++++ SUPPLIED DATA

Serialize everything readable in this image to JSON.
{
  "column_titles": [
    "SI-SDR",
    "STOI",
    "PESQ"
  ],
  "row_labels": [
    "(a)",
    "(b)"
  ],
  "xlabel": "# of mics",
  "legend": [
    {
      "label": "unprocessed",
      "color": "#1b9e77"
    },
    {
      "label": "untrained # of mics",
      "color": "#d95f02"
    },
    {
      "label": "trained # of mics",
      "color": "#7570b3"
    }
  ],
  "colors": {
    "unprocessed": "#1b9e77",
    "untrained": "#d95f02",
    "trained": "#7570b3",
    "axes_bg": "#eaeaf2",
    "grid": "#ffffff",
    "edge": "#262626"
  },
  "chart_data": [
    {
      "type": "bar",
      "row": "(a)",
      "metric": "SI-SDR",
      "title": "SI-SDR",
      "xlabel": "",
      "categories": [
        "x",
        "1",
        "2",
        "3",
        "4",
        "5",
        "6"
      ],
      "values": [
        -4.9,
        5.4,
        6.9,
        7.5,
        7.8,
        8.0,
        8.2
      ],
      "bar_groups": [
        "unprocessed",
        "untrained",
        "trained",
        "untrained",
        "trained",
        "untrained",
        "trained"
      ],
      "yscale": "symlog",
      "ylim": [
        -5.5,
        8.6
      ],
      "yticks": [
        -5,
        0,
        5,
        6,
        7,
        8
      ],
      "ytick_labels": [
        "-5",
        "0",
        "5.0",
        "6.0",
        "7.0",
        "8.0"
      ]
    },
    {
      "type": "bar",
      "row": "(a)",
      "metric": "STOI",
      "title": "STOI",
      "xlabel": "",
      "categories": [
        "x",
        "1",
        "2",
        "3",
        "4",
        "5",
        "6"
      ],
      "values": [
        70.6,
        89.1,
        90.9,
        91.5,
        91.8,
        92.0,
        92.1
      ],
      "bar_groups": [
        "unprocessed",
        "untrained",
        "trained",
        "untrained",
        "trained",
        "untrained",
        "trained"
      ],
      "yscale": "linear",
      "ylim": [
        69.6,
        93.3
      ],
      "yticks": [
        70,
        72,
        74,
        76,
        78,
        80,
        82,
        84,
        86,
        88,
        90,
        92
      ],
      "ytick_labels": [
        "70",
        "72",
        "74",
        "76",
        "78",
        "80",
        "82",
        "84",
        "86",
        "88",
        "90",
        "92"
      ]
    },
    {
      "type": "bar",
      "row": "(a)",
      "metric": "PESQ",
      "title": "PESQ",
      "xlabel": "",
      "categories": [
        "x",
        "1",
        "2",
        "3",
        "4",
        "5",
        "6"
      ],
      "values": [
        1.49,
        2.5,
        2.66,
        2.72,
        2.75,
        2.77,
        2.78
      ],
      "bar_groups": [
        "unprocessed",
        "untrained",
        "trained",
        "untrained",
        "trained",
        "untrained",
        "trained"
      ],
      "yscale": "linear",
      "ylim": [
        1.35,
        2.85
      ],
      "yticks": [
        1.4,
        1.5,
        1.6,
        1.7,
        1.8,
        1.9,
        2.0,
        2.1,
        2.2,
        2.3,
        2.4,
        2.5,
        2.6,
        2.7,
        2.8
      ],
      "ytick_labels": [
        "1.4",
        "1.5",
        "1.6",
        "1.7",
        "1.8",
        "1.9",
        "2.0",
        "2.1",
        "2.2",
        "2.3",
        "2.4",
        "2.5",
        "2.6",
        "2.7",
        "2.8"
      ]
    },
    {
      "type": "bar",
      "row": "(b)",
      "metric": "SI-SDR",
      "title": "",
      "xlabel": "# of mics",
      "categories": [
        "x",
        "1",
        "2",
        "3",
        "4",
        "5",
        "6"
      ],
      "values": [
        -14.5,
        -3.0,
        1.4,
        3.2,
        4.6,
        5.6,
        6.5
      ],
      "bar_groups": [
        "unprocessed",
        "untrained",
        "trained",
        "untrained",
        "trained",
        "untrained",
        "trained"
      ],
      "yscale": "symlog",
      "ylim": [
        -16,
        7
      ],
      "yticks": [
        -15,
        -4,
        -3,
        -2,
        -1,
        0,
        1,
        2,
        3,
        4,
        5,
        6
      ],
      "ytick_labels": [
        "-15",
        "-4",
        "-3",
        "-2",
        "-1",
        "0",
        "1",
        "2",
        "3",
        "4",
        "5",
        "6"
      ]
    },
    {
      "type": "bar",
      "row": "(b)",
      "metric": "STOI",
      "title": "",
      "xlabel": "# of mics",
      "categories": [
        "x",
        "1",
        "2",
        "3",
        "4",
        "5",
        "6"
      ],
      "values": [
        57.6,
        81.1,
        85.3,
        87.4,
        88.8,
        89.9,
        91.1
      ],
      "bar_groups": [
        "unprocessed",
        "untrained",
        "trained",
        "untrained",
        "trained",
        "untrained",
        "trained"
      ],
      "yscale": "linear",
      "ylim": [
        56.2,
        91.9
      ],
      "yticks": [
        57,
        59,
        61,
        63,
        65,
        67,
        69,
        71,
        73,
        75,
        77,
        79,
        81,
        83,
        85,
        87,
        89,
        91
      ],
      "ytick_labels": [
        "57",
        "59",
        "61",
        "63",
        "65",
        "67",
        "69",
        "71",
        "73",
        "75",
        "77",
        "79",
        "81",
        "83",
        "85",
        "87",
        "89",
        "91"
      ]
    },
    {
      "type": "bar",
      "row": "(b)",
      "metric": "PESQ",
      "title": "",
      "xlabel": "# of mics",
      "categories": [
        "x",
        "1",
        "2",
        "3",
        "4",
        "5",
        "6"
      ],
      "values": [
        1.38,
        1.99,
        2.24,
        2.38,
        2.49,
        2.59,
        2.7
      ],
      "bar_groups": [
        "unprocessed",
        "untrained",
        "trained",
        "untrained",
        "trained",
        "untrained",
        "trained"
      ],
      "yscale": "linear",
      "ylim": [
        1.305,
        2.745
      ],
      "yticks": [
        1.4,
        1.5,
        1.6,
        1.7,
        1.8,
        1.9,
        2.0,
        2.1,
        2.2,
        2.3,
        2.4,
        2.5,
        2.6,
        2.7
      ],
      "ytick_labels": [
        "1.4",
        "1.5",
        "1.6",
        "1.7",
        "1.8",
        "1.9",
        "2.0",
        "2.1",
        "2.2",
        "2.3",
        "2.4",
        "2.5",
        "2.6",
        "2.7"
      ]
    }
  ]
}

++++++++

TASK PROMPT:
Each line holding the word "STOI" counts once; report the total and nothing else.

ANSWER BELOW:
4